### HOW TO COMPLETE THIS TASK:
Check each line of the records for "acids"; collect those that have it.

### INPUT:
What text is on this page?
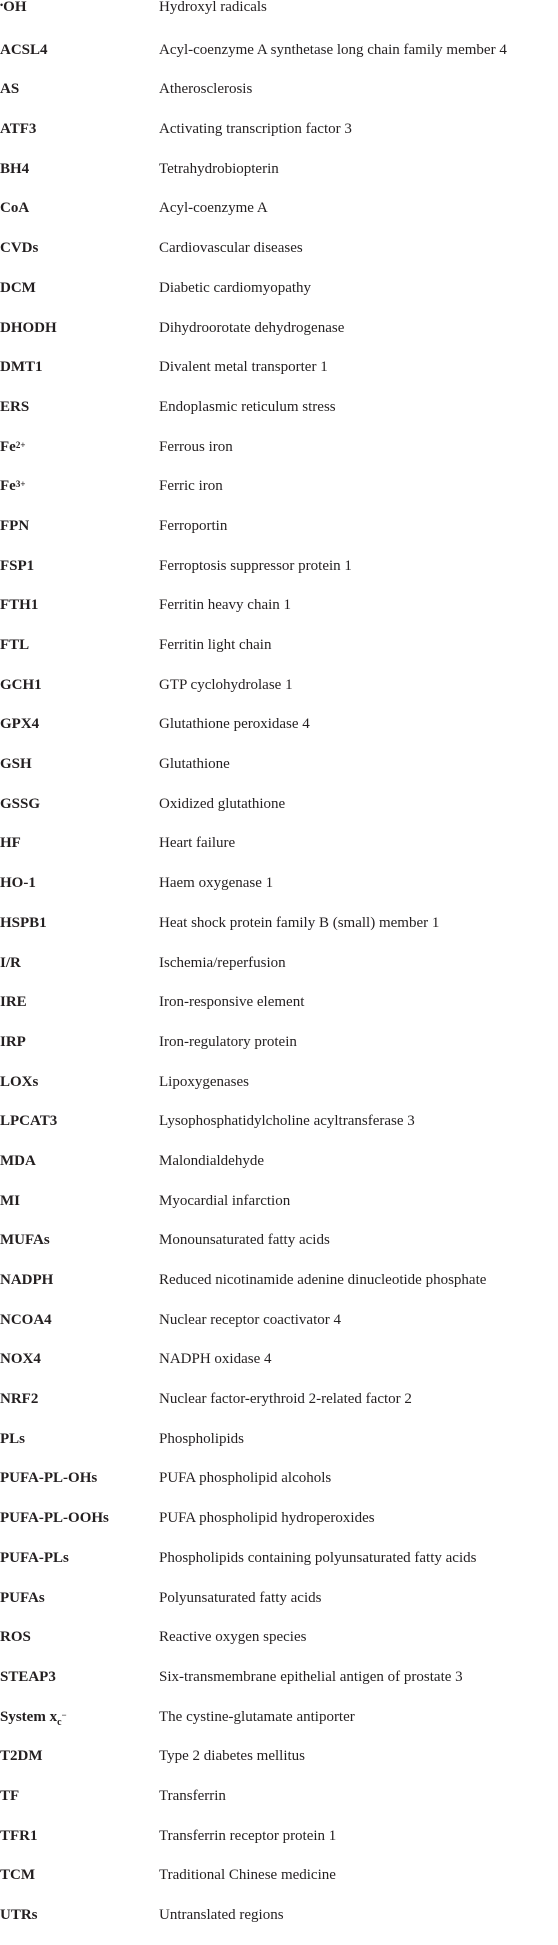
•OH	Hydroxyl radicals
ACSL4	Acyl-coenzyme A synthetase long chain family member 4
AS	Atherosclerosis
ATF3	Activating transcription factor 3
BH4	Tetrahydrobiopterin
CoA	Acyl-coenzyme A
CVDs	Cardiovascular diseases
DCM	Diabetic cardiomyopathy
DHODH	Dihydroorotate dehydrogenase
DMT1	Divalent metal transporter 1
ERS	Endoplasmic reticulum stress
$Fe^{2+}$	Ferrous iron
$Fe^{3+}$	Ferric iron
FPN	Ferroportin
FSP1	Ferroptosis suppressor protein 1
FTH1	Ferritin heavy chain 1
FTL	Ferritin light chain
GCH1	GTP cyclohydrolase 1
GPX4	Glutathione peroxidase 4
GSH	Glutathione
GSSG	Oxidized glutathione
HF	Heart failure
HO-1	Haem oxygenase 1
HSPB1	Heat shock protein family B (small) member 1
I/R	Ischemia/reperfusion
IRE	Iron-responsive element
IRP	Iron-regulatory protein
LOXs	Lipoxygenases
LPCAT3	Lysophosphatidylcholine acyltransferase 3
MDA	Malondialdehyde
MI	Myocardial infarction
MUFAs	Monounsaturated fatty acids
NADPH	Reduced nicotinamide adenine dinucleotide phosphate
NCOA4	Nuclear receptor coactivator 4
NOX4	NADPH oxidase 4
NRF2	Nuclear factor-erythroid 2-related factor 2
PLs	Phospholipids
PUFA-PL-OHs	PUFA phospholipid alcohols
PUFA-PL-OOHs	PUFA phospholipid hydroperoxides
PUFA-PLs	Phospholipids containing polyunsaturated fatty acids
PUFAs	Polyunsaturated fatty acids
ROS	Reactive oxygen species
STEAP3	Six-transmembrane epithelial antigen of prostate 3
System $x_c^-$	The cystine-glutamate antiporter
T2DM	Type 2 diabetes mellitus
TF	Transferrin
TFR1	Transferrin receptor protein 1
TCM	Traditional Chinese medicine
UTRs	Untranslated regions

### RESPONSE FOR THIS EXERCISE:
MUFAs	Monounsaturated fatty acids
PUFA-PLs	Phospholipids containing polyunsaturated fatty acids
PUFAs	Polyunsaturated fatty acids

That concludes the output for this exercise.